— begin DATA PROVIDED —
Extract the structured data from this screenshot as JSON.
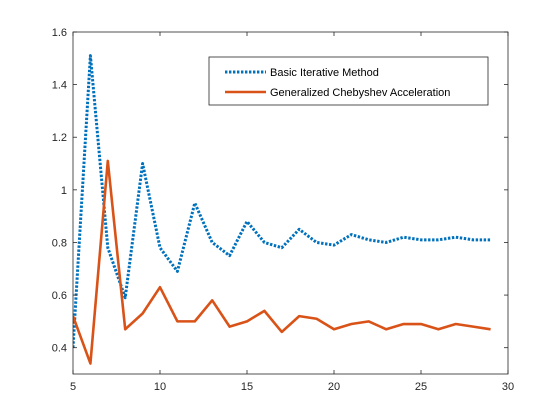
{
  "chart_data": {
    "type": "line",
    "title": "",
    "xlabel": "",
    "ylabel": "",
    "xlim": [
      5,
      30
    ],
    "ylim": [
      0.3,
      1.6
    ],
    "xticks": [
      5,
      10,
      15,
      20,
      25,
      30
    ],
    "yticks": [
      0.4,
      0.6,
      0.8,
      1,
      1.2,
      1.4,
      1.6
    ],
    "xtick_labels": [
      "5",
      "10",
      "15",
      "20",
      "25",
      "30"
    ],
    "ytick_labels": [
      "0.4",
      "0.6",
      "0.8",
      "1",
      "1.2",
      "1.4",
      "1.6"
    ],
    "grid": false,
    "legend_position": "top-right",
    "series": [
      {
        "name": "Basic Iterative Method",
        "color": "#0072BD",
        "style": "dotted",
        "x": [
          5,
          6,
          7,
          8,
          9,
          10,
          11,
          12,
          13,
          14,
          15,
          16,
          17,
          18,
          19,
          20,
          21,
          22,
          23,
          24,
          25,
          26,
          27,
          28,
          29
        ],
        "y": [
          0.4,
          1.51,
          0.78,
          0.59,
          1.1,
          0.78,
          0.69,
          0.95,
          0.8,
          0.75,
          0.88,
          0.8,
          0.78,
          0.85,
          0.8,
          0.79,
          0.83,
          0.81,
          0.8,
          0.82,
          0.81,
          0.81,
          0.82,
          0.81,
          0.81
        ]
      },
      {
        "name": "Generalized Chebyshev Acceleration",
        "color": "#D95319",
        "style": "solid",
        "x": [
          5,
          6,
          7,
          8,
          9,
          10,
          11,
          12,
          13,
          14,
          15,
          16,
          17,
          18,
          19,
          20,
          21,
          22,
          23,
          24,
          25,
          26,
          27,
          28,
          29
        ],
        "y": [
          0.52,
          0.34,
          1.11,
          0.47,
          0.53,
          0.63,
          0.5,
          0.5,
          0.58,
          0.48,
          0.5,
          0.54,
          0.46,
          0.52,
          0.51,
          0.47,
          0.49,
          0.5,
          0.47,
          0.49,
          0.49,
          0.47,
          0.49,
          0.48,
          0.47
        ]
      }
    ]
  }
}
— end DATA PROVIDED —
▸ **DESCRIPTION OF THE TASK**:
Leave the pictures out and write out every entry exactly as given.

▸ **THE RESULT**:
Extract the structured data from this screenshot as JSON.
{
  "chart_data": {
    "type": "line",
    "title": "",
    "xlabel": "",
    "ylabel": "",
    "xlim": [
      5,
      30
    ],
    "ylim": [
      0.3,
      1.6
    ],
    "xticks": [
      5,
      10,
      15,
      20,
      25,
      30
    ],
    "yticks": [
      0.4,
      0.6,
      0.8,
      1,
      1.2,
      1.4,
      1.6
    ],
    "xtick_labels": [
      "5",
      "10",
      "15",
      "20",
      "25",
      "30"
    ],
    "ytick_labels": [
      "0.4",
      "0.6",
      "0.8",
      "1",
      "1.2",
      "1.4",
      "1.6"
    ],
    "grid": false,
    "legend_position": "top-right",
    "series": [
      {
        "name": "Basic Iterative Method",
        "color": "#0072BD",
        "style": "dotted",
        "x": [
          5,
          6,
          7,
          8,
          9,
          10,
          11,
          12,
          13,
          14,
          15,
          16,
          17,
          18,
          19,
          20,
          21,
          22,
          23,
          24,
          25,
          26,
          27,
          28,
          29
        ],
        "y": [
          0.4,
          1.51,
          0.78,
          0.59,
          1.1,
          0.78,
          0.69,
          0.95,
          0.8,
          0.75,
          0.88,
          0.8,
          0.78,
          0.85,
          0.8,
          0.79,
          0.83,
          0.81,
          0.8,
          0.82,
          0.81,
          0.81,
          0.82,
          0.81,
          0.81
        ]
      },
      {
        "name": "Generalized Chebyshev Acceleration",
        "color": "#D95319",
        "style": "solid",
        "x": [
          5,
          6,
          7,
          8,
          9,
          10,
          11,
          12,
          13,
          14,
          15,
          16,
          17,
          18,
          19,
          20,
          21,
          22,
          23,
          24,
          25,
          26,
          27,
          28,
          29
        ],
        "y": [
          0.52,
          0.34,
          1.11,
          0.47,
          0.53,
          0.63,
          0.5,
          0.5,
          0.58,
          0.48,
          0.5,
          0.54,
          0.46,
          0.52,
          0.51,
          0.47,
          0.49,
          0.5,
          0.47,
          0.49,
          0.49,
          0.47,
          0.49,
          0.48,
          0.47
        ]
      }
    ]
  }
}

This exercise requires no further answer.